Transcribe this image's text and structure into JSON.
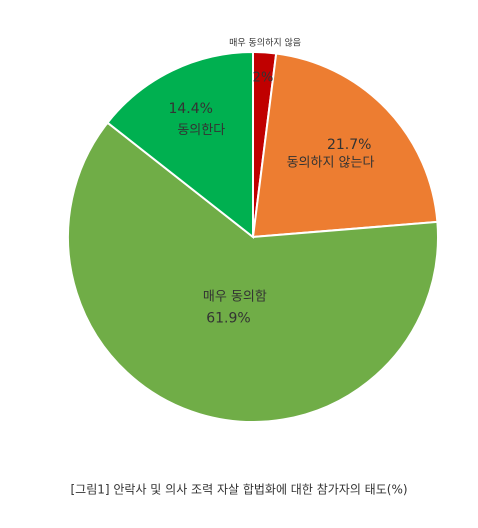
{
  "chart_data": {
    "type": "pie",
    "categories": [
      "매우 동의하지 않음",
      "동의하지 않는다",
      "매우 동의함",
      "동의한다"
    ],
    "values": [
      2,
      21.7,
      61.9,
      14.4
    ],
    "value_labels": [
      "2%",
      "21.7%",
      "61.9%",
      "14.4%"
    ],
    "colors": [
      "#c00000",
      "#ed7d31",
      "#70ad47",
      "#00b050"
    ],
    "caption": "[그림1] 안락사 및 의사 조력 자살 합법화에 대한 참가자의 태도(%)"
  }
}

○ ○ ○ ○

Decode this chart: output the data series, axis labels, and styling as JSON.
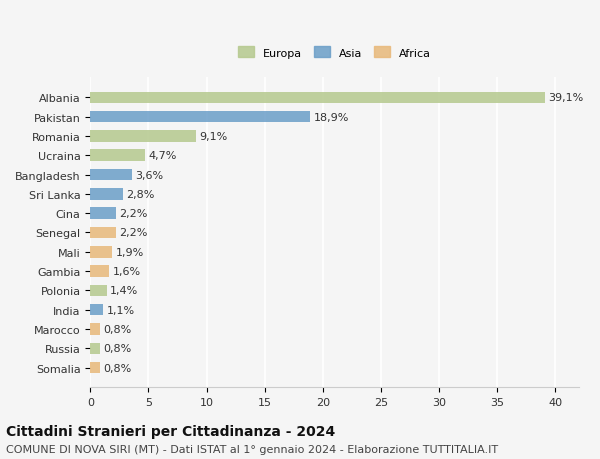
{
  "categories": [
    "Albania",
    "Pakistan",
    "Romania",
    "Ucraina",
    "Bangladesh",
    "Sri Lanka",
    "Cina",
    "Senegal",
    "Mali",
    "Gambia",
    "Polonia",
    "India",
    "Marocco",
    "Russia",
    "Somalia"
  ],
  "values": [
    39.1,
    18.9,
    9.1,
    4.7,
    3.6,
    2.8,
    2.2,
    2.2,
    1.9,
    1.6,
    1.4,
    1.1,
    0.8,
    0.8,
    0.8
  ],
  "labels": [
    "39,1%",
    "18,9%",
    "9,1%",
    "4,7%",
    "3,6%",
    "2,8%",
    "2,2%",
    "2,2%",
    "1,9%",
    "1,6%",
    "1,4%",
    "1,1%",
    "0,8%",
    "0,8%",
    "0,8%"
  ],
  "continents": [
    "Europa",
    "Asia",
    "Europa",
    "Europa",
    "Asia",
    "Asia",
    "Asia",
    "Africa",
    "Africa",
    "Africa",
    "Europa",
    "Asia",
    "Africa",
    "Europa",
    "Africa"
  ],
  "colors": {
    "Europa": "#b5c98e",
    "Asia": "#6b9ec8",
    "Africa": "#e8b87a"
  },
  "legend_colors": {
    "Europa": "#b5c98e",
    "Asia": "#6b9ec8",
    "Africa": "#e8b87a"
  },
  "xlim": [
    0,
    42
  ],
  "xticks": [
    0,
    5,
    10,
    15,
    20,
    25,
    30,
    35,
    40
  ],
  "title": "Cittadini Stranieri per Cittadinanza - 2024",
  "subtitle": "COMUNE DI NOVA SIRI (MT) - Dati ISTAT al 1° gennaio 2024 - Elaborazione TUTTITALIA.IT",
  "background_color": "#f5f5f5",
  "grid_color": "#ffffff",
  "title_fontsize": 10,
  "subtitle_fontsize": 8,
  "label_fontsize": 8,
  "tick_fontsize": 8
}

○ ○ ○ ○

Respond with nothing but the number of lines in the entries that contain the string "this".

- COMPLETE RESPONSE: 2